## WHAT TO PRODUCE
From the listing below, pull out every line that contains the string "column" and copy each one unchanged.

====== RAW RECORDS

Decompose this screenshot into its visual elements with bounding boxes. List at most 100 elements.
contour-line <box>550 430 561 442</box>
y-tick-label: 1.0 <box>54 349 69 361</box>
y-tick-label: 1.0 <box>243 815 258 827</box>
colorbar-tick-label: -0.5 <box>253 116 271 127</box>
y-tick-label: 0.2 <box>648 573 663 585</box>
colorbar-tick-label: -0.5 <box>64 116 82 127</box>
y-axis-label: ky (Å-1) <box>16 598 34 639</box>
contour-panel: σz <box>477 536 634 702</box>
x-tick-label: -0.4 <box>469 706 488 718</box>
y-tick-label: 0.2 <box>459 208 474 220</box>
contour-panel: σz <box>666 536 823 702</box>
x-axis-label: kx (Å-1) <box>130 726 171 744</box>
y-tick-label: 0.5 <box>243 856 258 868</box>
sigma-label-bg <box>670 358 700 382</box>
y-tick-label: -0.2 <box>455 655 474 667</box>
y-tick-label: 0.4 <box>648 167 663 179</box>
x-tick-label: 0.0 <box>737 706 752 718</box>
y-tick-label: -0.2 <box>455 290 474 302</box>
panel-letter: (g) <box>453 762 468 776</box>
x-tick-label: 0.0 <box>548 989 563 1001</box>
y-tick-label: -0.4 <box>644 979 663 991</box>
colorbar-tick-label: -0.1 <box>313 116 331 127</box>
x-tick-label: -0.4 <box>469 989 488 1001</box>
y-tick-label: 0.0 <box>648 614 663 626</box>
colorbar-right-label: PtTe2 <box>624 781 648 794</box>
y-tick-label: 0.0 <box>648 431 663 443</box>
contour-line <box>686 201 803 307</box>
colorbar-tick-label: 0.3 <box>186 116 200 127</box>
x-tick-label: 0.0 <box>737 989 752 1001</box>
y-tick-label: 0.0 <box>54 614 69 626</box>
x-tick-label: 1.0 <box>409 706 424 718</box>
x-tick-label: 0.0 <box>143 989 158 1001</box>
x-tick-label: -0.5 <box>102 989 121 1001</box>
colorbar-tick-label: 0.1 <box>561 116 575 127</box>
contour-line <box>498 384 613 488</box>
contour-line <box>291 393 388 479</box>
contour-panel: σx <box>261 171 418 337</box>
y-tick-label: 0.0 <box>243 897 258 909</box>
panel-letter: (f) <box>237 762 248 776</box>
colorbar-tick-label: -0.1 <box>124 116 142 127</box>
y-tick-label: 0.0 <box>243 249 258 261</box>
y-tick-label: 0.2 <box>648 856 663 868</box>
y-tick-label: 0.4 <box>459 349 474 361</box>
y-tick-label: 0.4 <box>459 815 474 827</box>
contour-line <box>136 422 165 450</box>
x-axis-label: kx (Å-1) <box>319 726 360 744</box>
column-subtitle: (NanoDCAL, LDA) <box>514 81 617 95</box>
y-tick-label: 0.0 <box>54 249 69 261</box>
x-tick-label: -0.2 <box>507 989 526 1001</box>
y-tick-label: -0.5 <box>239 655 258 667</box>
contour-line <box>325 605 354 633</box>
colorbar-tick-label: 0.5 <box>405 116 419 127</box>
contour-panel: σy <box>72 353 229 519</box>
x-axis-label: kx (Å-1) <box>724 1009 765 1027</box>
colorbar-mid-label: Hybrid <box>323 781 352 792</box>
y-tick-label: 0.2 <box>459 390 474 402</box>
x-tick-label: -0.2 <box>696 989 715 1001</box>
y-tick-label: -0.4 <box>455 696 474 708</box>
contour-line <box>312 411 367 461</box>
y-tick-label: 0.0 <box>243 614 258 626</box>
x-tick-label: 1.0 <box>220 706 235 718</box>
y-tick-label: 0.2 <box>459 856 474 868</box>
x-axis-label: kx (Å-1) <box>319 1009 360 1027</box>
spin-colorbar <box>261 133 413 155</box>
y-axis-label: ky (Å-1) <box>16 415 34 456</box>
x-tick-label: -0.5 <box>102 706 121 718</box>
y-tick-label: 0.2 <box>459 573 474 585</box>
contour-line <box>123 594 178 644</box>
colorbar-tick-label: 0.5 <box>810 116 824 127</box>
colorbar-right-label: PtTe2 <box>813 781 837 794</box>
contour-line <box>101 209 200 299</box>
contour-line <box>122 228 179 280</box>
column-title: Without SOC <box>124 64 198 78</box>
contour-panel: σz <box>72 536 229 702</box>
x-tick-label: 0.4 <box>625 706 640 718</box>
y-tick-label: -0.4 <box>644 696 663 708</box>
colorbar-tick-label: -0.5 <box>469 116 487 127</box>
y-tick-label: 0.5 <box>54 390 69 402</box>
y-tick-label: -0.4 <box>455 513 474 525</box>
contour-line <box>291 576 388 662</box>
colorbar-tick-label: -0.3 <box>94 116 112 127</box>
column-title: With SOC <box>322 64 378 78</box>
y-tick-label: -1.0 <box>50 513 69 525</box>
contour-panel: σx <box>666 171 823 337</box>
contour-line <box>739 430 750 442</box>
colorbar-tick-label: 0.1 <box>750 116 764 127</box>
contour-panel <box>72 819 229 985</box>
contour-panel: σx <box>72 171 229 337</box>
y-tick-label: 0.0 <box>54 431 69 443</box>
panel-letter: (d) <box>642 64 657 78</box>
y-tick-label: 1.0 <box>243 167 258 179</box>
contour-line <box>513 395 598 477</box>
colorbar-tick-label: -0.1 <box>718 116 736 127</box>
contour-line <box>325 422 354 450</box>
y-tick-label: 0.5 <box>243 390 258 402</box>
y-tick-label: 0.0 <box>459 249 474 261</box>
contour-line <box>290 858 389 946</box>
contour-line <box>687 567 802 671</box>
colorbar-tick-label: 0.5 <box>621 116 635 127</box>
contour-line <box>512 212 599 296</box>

============

## THE RESULT
column-subtitle: (NanoDCAL, LDA) <box>514 81 617 95</box>
column-title: Without SOC <box>124 64 198 78</box>
column-title: With SOC <box>322 64 378 78</box>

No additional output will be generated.